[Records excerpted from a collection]
▬▬▬▬▬▬

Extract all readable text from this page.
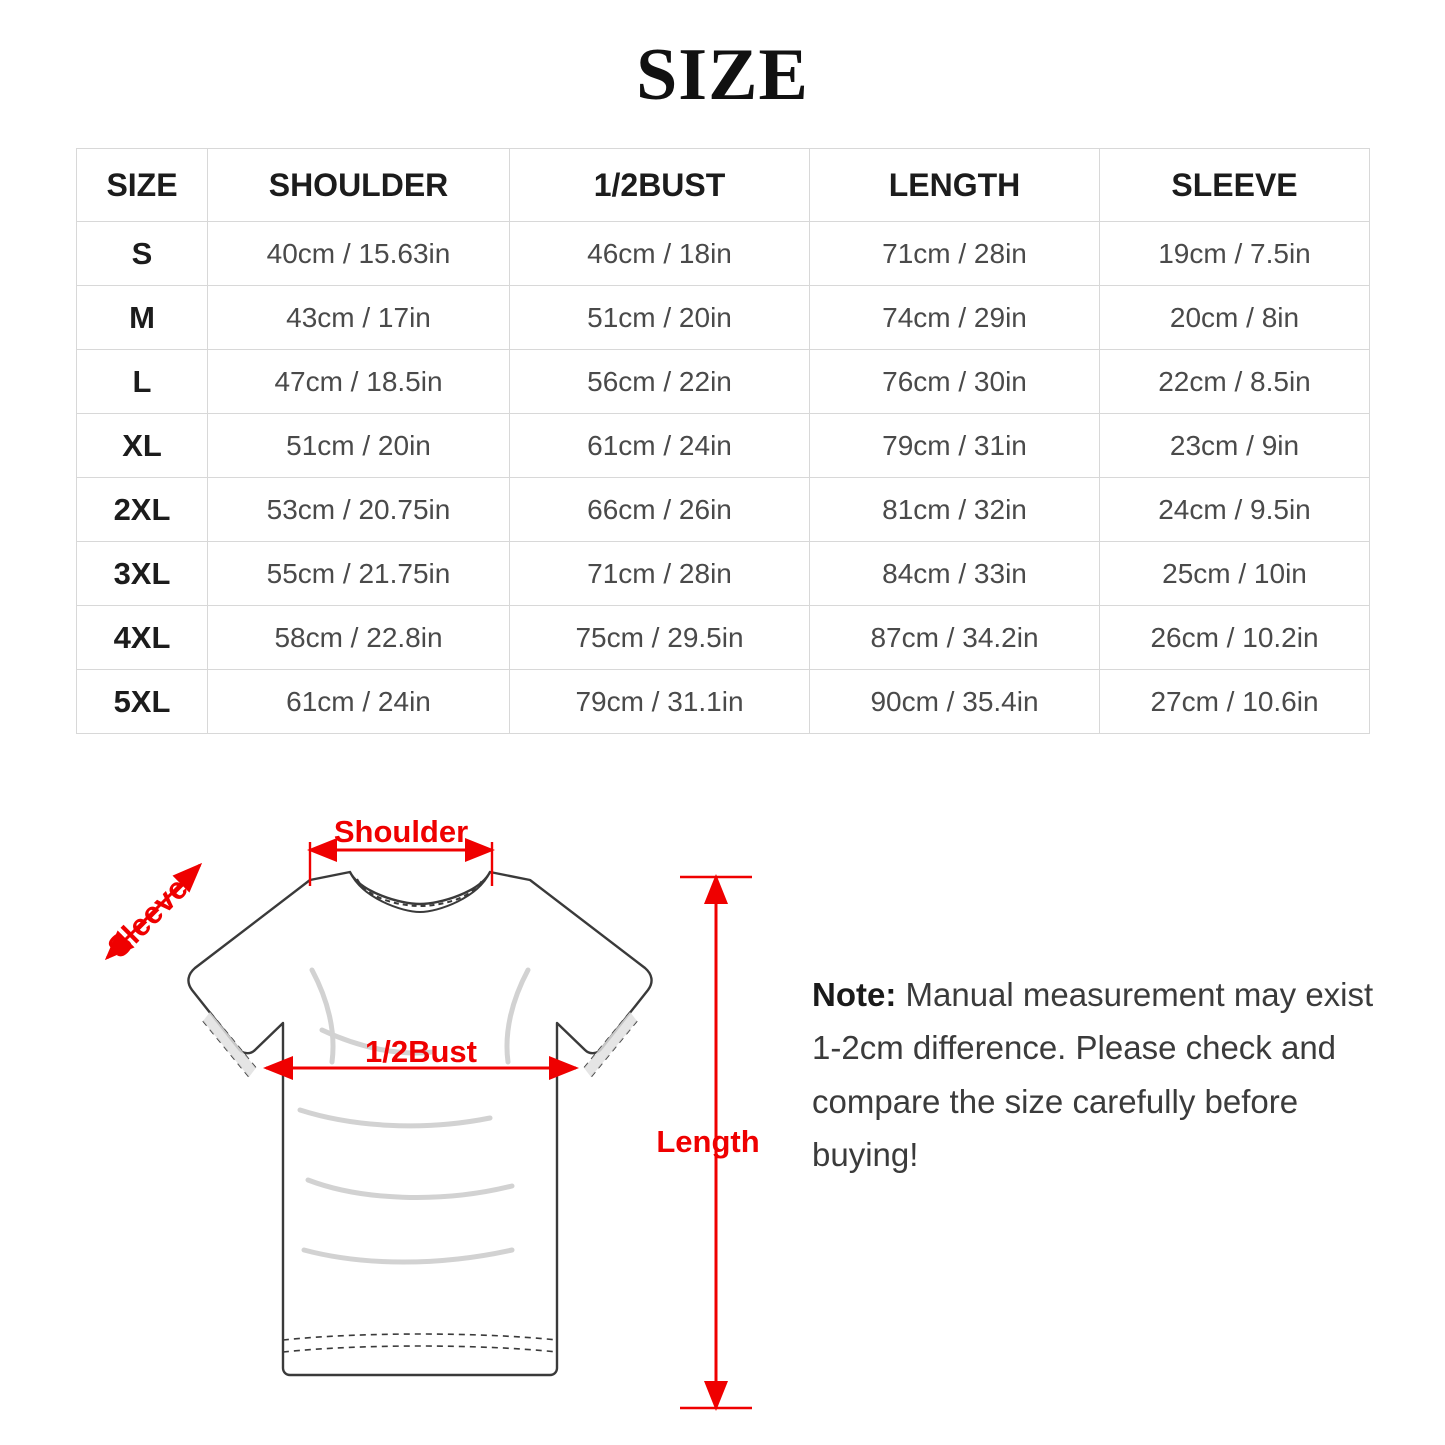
SIZE
SIZE	SHOULDER	1/2BUST	LENGTH	SLEEVE
S	40cm / 15.63in	46cm / 18in	71cm / 28in	19cm / 7.5in
M	43cm / 17in	51cm / 20in	74cm / 29in	20cm / 8in
L	47cm / 18.5in	56cm / 22in	76cm / 30in	22cm / 8.5in
XL	51cm / 20in	61cm / 24in	79cm / 31in	23cm / 9in
2XL	53cm / 20.75in	66cm / 26in	81cm / 32in	24cm / 9.5in
3XL	55cm / 21.75in	71cm / 28in	84cm / 33in	25cm / 10in
4XL	58cm / 22.8in	75cm / 29.5in	87cm / 34.2in	26cm / 10.2in
5XL	61cm / 24in	79cm / 31.1in	90cm / 35.4in	27cm / 10.6in
Shoulder
Sleeve
1/2Bust
Length
Note: Manual measurement may exist 1-2cm difference. Please check and compare the size carefully before buying!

▬▬▬▬▬▬

**Exercise instructions:** Write the listing above out again exactly, dropping each image.

**Solved problem:**
Extract all readable text from this page.
SIZE
SIZE	SHOULDER	1/2BUST	LENGTH	SLEEVE
S	40cm / 15.63in	46cm / 18in	71cm / 28in	19cm / 7.5in
M	43cm / 17in	51cm / 20in	74cm / 29in	20cm / 8in
L	47cm / 18.5in	56cm / 22in	76cm / 30in	22cm / 8.5in
XL	51cm / 20in	61cm / 24in	79cm / 31in	23cm / 9in
2XL	53cm / 20.75in	66cm / 26in	81cm / 32in	24cm / 9.5in
3XL	55cm / 21.75in	71cm / 28in	84cm / 33in	25cm / 10in
4XL	58cm / 22.8in	75cm / 29.5in	87cm / 34.2in	26cm / 10.2in
5XL	61cm / 24in	79cm / 31.1in	90cm / 35.4in	27cm / 10.6in
Shoulder
Sleeve
1/2Bust
Length
Note: Manual measurement may exist 1-2cm difference. Please check and compare the size carefully before buying!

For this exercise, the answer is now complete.